::: Task data

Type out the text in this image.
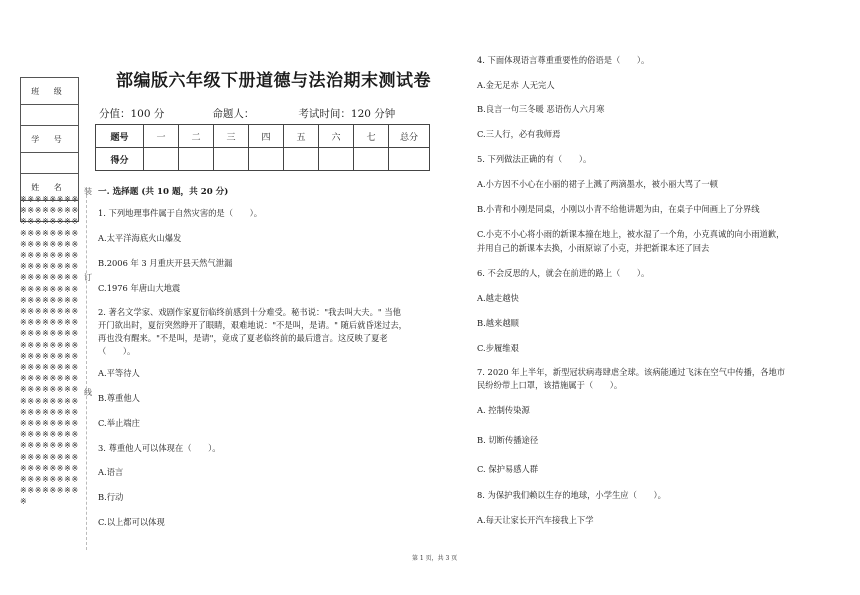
班 级
学 号
姓 名
※※※※※※※※※※※※※※※※※※※※※※※※※※※※※※※※※※※※※※※※※※※※※※※※※※※※※※※※※※※※※※※※※※※※※※※※※※※※※※※※※※※※※※※※※※※※※※※※※※※※※※※※※※※※※※※※※※※※※※※※※※※※※※※※※※※※※※※※※※※※※※※※※※※※※※※※※※※※※※※※※※※※※※※※※※※※※※※※※※※※※※※※※※※※※※※※※※※※※※※※※※※※※※※※※※※※※※※※※
装
订
线
部编版六年级下册道德与法治期末测试卷
分值：100 分	命题人：	考试时间：120 分钟
题号	一	二	三	四	五	六	七	总分
得分								
一. 选择题 (共 10 题，共 20 分)
1. 下列地理事件属于自然灾害的是（　　）。
A.太平洋海底火山爆发
B.2006 年 3 月重庆开县天然气泄漏
C.1976 年唐山大地震
2. 著名文学家、戏剧作家夏衍临终前感到十分难受。秘书说："我去叫大夫。" 当他
开门欲出时，夏衍突然睁开了眼睛，艰难地说："不是叫，是请。" 随后就昏迷过去，
再也没有醒来。"不是叫，是请"，竟成了夏老临终前的最后遗言。这反映了夏老
（　　）。
A.平等待人
B.尊重他人
C.举止端庄
3. 尊重他人可以体现在（　　）。
A.语言
B.行动
C.以上都可以体现
4. 下面体现语言尊重重要性的俗语是（　　）。
A.金无足赤 人无完人
B.良言一句三冬暖 恶语伤人六月寒
C.三人行，必有我师焉
5. 下列做法正确的有（　　）。
A.小方因不小心在小丽的裙子上溅了两滴墨水，被小丽大骂了一顿
B.小青和小刚是同桌，小刚以小青不给他讲题为由，在桌子中间画上了分界线
C.小克不小心将小雨的新课本撞在地上，被水湿了一个角，小克真诚的向小雨道歉，
并用自己的新课本去换，小雨原谅了小克，并把新课本还了回去
6. 不会反思的人，就会在前进的路上（　　）。
A.越走越快
B.越来越顺
C.步履维艰
7. 2020 年上半年，新型冠状病毒肆虐全球。该病能通过飞沫在空气中传播，各地市
民纷纷带上口罩，该措施属于（　　）。
A. 控制传染源
B. 切断传播途径
C. 保护易感人群
8. 为保护我们赖以生存的地球，小学生应（　　）。
A.每天让家长开汽车接我上下学
第 1 页，共 3 页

::::::

# [Work to complete]
Write out each entry exactly as given, omitting any picture.

# [Solved problem]
Type out the text in this image.
班 级
学 号
姓 名
※※※※※※※※※※※※※※※※※※※※※※※※※※※※※※※※※※※※※※※※※※※※※※※※※※※※※※※※※※※※※※※※※※※※※※※※※※※※※※※※※※※※※※※※※※※※※※※※※※※※※※※※※※※※※※※※※※※※※※※※※※※※※※※※※※※※※※※※※※※※※※※※※※※※※※※※※※※※※※※※※※※※※※※※※※※※※※※※※※※※※※※※※※※※※※※※※※※※※※※※※※※※※※※※※※※※※※※※※
装
订
线
部编版六年级下册道德与法治期末测试卷
分值：100 分	命题人：	考试时间：120 分钟
题号	一	二	三	四	五	六	七	总分
得分								
一. 选择题 (共 10 题，共 20 分)
1. 下列地理事件属于自然灾害的是（　　）。
A.太平洋海底火山爆发
B.2006 年 3 月重庆开县天然气泄漏
C.1976 年唐山大地震
2. 著名文学家、戏剧作家夏衍临终前感到十分难受。秘书说："我去叫大夫。" 当他
开门欲出时，夏衍突然睁开了眼睛，艰难地说："不是叫，是请。" 随后就昏迷过去，
再也没有醒来。"不是叫，是请"，竟成了夏老临终前的最后遗言。这反映了夏老
（　　）。
A.平等待人
B.尊重他人
C.举止端庄
3. 尊重他人可以体现在（　　）。
A.语言
B.行动
C.以上都可以体现
4. 下面体现语言尊重重要性的俗语是（　　）。
A.金无足赤 人无完人
B.良言一句三冬暖 恶语伤人六月寒
C.三人行，必有我师焉
5. 下列做法正确的有（　　）。
A.小方因不小心在小丽的裙子上溅了两滴墨水，被小丽大骂了一顿
B.小青和小刚是同桌，小刚以小青不给他讲题为由，在桌子中间画上了分界线
C.小克不小心将小雨的新课本撞在地上，被水湿了一个角，小克真诚的向小雨道歉，
并用自己的新课本去换，小雨原谅了小克，并把新课本还了回去
6. 不会反思的人，就会在前进的路上（　　）。
A.越走越快
B.越来越顺
C.步履维艰
7. 2020 年上半年，新型冠状病毒肆虐全球。该病能通过飞沫在空气中传播，各地市
民纷纷带上口罩，该措施属于（　　）。
A. 控制传染源
B. 切断传播途径
C. 保护易感人群
8. 为保护我们赖以生存的地球，小学生应（　　）。
A.每天让家长开汽车接我上下学
第 1 页，共 3 页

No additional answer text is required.